New to Mercurial? Here is a quick reference to ease you into the differences of Mercurial, as opposed to SVN, and help you get your first project started!

What is Mercurial?

Mercurial is a code versioning tool akin to the likes of SVN, Git, CVS and countless others. As described by wikipedia:

Is the management of changes to documents, programs, and other information stored as computer files. It is most commonly used in software development, where a team of people may change the same files. Changes are usually identified by a number or letter code, termed the "revision number", "revision level", or simply "revision".

How is Mercurial different from SVN?

If you've come from an SVN background, such as I have, there are some key differences to note when transitioning to Mercurial. Namely, Mercurial has two repositories. The first is stored locally and it's best to think of this like the repository you're used to in SVN. It's here where you commit and update your code as you're used to in SVN.

Mecurial is different in that once you're happy with your code you then "push" the local repository code to the second repository - usually an external server. I guess you could think of this as "making it public". This isn't strictly speaking as you can actually pull code from other users machines but that's out of the scope of this article.

Another difference is the terminology of "checkout". In SVN this is what you do when you first start working on a project to download the initial copy to your local machine. The Mercurial definition of this is "clone".

The Mercurial Process

To begin, you start by "cloning" (aka checking out) an existing project (from the main repository)

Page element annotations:
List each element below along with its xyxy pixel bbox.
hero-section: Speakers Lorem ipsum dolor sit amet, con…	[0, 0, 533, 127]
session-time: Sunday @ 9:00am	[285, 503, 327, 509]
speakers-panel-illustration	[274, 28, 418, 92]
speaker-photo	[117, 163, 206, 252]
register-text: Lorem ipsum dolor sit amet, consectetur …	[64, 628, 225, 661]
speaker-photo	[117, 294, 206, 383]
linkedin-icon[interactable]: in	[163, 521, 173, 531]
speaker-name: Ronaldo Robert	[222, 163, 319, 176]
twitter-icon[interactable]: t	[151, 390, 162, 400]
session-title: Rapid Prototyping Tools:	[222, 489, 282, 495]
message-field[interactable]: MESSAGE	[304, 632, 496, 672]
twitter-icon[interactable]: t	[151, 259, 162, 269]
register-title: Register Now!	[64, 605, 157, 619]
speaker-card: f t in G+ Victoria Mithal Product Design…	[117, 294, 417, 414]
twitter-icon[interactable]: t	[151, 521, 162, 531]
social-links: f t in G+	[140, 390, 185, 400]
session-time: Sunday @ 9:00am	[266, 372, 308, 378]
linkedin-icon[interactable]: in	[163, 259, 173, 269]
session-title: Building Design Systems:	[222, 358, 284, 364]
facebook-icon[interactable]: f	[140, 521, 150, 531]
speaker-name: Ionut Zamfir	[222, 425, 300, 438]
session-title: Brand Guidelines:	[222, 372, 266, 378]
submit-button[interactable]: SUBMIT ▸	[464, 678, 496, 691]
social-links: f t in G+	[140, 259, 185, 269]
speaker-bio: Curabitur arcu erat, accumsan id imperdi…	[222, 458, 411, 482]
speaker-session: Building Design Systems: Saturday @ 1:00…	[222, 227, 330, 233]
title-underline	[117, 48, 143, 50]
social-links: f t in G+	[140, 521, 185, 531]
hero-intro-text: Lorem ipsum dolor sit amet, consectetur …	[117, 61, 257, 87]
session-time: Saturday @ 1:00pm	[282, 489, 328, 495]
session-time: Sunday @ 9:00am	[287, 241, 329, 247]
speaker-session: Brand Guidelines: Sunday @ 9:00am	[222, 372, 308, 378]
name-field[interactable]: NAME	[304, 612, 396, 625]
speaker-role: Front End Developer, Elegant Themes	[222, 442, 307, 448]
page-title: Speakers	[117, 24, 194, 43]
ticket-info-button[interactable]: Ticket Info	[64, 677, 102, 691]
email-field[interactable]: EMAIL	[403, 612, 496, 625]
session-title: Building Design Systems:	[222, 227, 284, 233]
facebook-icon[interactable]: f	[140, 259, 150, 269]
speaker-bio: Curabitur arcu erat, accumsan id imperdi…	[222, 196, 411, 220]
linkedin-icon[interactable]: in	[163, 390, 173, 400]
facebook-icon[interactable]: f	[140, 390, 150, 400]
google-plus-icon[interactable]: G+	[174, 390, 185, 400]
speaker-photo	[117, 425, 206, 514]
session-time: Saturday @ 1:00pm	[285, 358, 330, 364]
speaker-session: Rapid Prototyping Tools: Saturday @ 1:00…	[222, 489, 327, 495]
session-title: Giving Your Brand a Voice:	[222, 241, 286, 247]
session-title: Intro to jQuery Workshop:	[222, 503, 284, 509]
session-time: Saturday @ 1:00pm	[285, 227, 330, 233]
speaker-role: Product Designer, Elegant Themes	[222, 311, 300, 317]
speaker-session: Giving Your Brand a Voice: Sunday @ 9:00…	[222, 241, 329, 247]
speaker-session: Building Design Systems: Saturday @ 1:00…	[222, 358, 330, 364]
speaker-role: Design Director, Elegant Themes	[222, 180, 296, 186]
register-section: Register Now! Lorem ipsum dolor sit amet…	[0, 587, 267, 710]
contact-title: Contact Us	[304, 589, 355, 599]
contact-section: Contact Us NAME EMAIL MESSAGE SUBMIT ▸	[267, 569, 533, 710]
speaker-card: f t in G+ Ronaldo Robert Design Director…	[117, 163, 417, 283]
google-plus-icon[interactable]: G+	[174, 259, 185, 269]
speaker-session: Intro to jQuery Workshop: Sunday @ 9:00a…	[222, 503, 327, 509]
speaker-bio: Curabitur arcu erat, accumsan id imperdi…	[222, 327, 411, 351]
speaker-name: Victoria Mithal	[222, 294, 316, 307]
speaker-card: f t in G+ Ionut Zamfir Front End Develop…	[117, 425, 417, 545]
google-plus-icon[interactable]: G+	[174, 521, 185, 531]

*TASK DETAILS*. According to the Mercurial introduction, what does Mercurial call the step that SVN calls "checkout"?

*THE RESULT*. Clone.